## Direction
Repeat all of the records verbatim.

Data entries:
_ _ _ _

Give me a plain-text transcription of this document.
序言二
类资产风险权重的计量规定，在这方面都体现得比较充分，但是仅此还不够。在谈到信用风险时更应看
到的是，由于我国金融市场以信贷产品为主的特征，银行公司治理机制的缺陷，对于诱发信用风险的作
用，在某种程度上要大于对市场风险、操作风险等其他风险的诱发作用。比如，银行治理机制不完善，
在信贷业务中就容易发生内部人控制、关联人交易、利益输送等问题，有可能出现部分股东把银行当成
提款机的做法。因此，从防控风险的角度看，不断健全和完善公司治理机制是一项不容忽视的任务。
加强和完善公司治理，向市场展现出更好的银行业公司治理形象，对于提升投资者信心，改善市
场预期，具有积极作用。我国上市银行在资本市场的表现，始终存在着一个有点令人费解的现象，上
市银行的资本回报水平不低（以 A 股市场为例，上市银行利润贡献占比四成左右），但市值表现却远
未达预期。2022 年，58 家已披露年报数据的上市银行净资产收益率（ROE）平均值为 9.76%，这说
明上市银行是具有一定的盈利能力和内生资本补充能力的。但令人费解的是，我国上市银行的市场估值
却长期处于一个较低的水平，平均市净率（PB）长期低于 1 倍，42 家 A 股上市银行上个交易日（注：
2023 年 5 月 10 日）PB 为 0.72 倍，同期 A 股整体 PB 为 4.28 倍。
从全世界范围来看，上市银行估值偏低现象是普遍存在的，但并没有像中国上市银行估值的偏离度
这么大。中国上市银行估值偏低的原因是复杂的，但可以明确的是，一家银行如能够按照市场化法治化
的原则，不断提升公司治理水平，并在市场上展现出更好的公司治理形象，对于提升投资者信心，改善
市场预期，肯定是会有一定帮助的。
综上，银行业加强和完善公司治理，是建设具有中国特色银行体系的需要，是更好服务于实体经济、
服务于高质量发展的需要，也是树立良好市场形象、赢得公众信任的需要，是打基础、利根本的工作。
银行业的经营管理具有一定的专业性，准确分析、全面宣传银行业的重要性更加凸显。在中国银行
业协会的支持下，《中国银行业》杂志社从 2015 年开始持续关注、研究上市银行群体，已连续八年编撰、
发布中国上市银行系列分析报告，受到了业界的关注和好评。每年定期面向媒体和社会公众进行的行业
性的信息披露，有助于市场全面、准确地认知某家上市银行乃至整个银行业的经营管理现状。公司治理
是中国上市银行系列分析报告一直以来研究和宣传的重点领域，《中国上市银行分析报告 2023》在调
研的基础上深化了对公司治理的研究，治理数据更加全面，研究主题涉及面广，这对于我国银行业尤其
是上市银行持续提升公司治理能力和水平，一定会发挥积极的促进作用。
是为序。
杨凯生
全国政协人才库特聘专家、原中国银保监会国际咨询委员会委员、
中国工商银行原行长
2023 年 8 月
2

_ _ _ _

## Correct answer
Give me a plain-text transcription of this document.
序言二
类资产风险权重的计量规定，在这方面都体现得比较充分，但是仅此还不够。在谈到信用风险时更应看
到的是，由于我国金融市场以信贷产品为主的特征，银行公司治理机制的缺陷，对于诱发信用风险的作
用，在某种程度上要大于对市场风险、操作风险等其他风险的诱发作用。比如，银行治理机制不完善，
在信贷业务中就容易发生内部人控制、关联人交易、利益输送等问题，有可能出现部分股东把银行当成
提款机的做法。因此，从防控风险的角度看，不断健全和完善公司治理机制是一项不容忽视的任务。
加强和完善公司治理，向市场展现出更好的银行业公司治理形象，对于提升投资者信心，改善市
场预期，具有积极作用。我国上市银行在资本市场的表现，始终存在着一个有点令人费解的现象，上
市银行的资本回报水平不低（以 A 股市场为例，上市银行利润贡献占比四成左右），但市值表现却远
未达预期。2022 年，58 家已披露年报数据的上市银行净资产收益率（ROE）平均值为 9.76%，这说
明上市银行是具有一定的盈利能力和内生资本补充能力的。但令人费解的是，我国上市银行的市场估值
却长期处于一个较低的水平，平均市净率（PB）长期低于 1 倍，42 家 A 股上市银行上个交易日（注：
2023 年 5 月 10 日）PB 为 0.72 倍，同期 A 股整体 PB 为 4.28 倍。
从全世界范围来看，上市银行估值偏低现象是普遍存在的，但并没有像中国上市银行估值的偏离度
这么大。中国上市银行估值偏低的原因是复杂的，但可以明确的是，一家银行如能够按照市场化法治化
的原则，不断提升公司治理水平，并在市场上展现出更好的公司治理形象，对于提升投资者信心，改善
市场预期，肯定是会有一定帮助的。
综上，银行业加强和完善公司治理，是建设具有中国特色银行体系的需要，是更好服务于实体经济、
服务于高质量发展的需要，也是树立良好市场形象、赢得公众信任的需要，是打基础、利根本的工作。
银行业的经营管理具有一定的专业性，准确分析、全面宣传银行业的重要性更加凸显。在中国银行
业协会的支持下，《中国银行业》杂志社从 2015 年开始持续关注、研究上市银行群体，已连续八年编撰、
发布中国上市银行系列分析报告，受到了业界的关注和好评。每年定期面向媒体和社会公众进行的行业
性的信息披露，有助于市场全面、准确地认知某家上市银行乃至整个银行业的经营管理现状。公司治理
是中国上市银行系列分析报告一直以来研究和宣传的重点领域，《中国上市银行分析报告 2023》在调
研的基础上深化了对公司治理的研究，治理数据更加全面，研究主题涉及面广，这对于我国银行业尤其
是上市银行持续提升公司治理能力和水平，一定会发挥积极的促进作用。
是为序。
杨凯生
全国政协人才库特聘专家、原中国银保监会国际咨询委员会委员、
中国工商银行原行长
2023 年 8 月
2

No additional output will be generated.